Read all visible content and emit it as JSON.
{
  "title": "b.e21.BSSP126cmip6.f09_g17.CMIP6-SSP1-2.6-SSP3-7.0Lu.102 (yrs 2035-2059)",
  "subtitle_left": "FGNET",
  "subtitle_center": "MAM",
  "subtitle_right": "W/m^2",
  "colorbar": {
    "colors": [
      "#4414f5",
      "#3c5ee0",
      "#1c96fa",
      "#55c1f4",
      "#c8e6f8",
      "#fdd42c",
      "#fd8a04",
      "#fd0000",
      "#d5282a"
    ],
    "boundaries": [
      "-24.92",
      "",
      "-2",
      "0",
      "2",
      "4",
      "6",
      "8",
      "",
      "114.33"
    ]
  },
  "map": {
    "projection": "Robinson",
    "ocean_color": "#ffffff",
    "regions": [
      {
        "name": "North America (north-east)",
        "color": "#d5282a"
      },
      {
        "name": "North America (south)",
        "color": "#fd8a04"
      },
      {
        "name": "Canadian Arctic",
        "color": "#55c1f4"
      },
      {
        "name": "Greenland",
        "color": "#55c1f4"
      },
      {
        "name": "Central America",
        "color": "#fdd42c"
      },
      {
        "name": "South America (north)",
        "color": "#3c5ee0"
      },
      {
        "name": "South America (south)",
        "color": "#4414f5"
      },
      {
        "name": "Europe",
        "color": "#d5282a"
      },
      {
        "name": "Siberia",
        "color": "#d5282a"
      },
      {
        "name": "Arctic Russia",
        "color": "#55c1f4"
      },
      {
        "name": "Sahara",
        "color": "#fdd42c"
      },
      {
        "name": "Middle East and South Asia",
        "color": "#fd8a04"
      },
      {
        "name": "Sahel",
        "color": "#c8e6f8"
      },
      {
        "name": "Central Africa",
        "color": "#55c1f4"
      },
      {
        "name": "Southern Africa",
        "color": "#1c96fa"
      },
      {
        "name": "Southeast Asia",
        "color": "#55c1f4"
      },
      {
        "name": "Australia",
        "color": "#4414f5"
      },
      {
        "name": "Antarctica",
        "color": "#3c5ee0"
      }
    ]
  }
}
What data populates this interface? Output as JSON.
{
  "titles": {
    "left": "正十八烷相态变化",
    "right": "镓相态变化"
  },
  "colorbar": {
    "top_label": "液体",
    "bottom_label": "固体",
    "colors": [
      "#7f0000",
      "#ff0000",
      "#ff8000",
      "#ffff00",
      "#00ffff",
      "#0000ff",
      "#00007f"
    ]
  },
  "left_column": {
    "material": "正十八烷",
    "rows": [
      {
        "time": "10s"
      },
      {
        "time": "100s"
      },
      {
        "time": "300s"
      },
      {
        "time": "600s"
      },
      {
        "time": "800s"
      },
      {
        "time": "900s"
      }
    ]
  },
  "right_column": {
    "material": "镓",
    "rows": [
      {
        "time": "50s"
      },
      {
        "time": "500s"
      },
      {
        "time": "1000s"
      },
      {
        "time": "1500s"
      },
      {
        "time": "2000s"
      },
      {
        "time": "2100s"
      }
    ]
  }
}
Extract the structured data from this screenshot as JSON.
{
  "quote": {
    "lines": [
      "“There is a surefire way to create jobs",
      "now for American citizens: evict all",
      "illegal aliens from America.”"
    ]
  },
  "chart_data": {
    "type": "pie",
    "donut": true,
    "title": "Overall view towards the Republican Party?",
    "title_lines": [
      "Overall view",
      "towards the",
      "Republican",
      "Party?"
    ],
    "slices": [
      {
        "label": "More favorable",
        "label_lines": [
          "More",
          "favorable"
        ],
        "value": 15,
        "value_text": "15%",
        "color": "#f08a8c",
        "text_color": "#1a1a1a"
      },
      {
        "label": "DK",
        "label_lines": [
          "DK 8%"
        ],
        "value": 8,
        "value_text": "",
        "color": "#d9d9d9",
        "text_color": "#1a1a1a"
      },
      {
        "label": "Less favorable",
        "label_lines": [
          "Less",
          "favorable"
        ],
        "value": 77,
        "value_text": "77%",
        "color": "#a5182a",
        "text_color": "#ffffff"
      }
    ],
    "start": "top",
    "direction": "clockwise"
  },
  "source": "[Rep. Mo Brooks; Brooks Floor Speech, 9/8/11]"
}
* * * * *
* What to work on:
Find the lines with the string "towards" and reproduce them.

* The result:
    "title": "Overall view towards the Republican Party?",
      "towards the",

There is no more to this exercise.